### Source data
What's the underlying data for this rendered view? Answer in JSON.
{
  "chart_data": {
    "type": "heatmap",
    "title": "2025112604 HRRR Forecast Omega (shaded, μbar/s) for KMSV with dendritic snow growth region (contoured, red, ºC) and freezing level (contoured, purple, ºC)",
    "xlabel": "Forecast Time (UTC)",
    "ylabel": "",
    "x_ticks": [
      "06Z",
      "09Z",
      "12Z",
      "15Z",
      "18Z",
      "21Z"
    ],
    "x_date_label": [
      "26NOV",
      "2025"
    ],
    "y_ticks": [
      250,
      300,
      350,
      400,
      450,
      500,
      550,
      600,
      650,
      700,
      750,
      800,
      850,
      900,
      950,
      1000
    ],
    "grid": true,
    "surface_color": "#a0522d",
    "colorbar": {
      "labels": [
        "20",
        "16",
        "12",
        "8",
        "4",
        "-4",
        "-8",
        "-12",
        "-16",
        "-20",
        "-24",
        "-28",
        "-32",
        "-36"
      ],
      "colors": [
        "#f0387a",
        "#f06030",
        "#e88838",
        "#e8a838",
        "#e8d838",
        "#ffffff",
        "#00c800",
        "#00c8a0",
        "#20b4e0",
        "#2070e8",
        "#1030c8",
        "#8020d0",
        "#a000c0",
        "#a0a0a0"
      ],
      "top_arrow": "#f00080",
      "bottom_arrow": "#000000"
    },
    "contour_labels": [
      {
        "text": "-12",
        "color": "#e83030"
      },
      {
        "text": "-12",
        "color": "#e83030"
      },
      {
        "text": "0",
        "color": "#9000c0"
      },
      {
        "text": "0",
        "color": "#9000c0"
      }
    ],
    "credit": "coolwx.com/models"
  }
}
######
* **Problem statement**
Only lines with "Forecast" are wanted here; list each of them.

* **Exercise solution**
    "title": "2025112604 HRRR Forecast Omega (shaded, μbar/s) for KMSV with dendritic snow growth region (contoured, red, ºC) and freezing level (contoured, purple, ºC)",
    "xlabel": "Forecast Time (UTC)",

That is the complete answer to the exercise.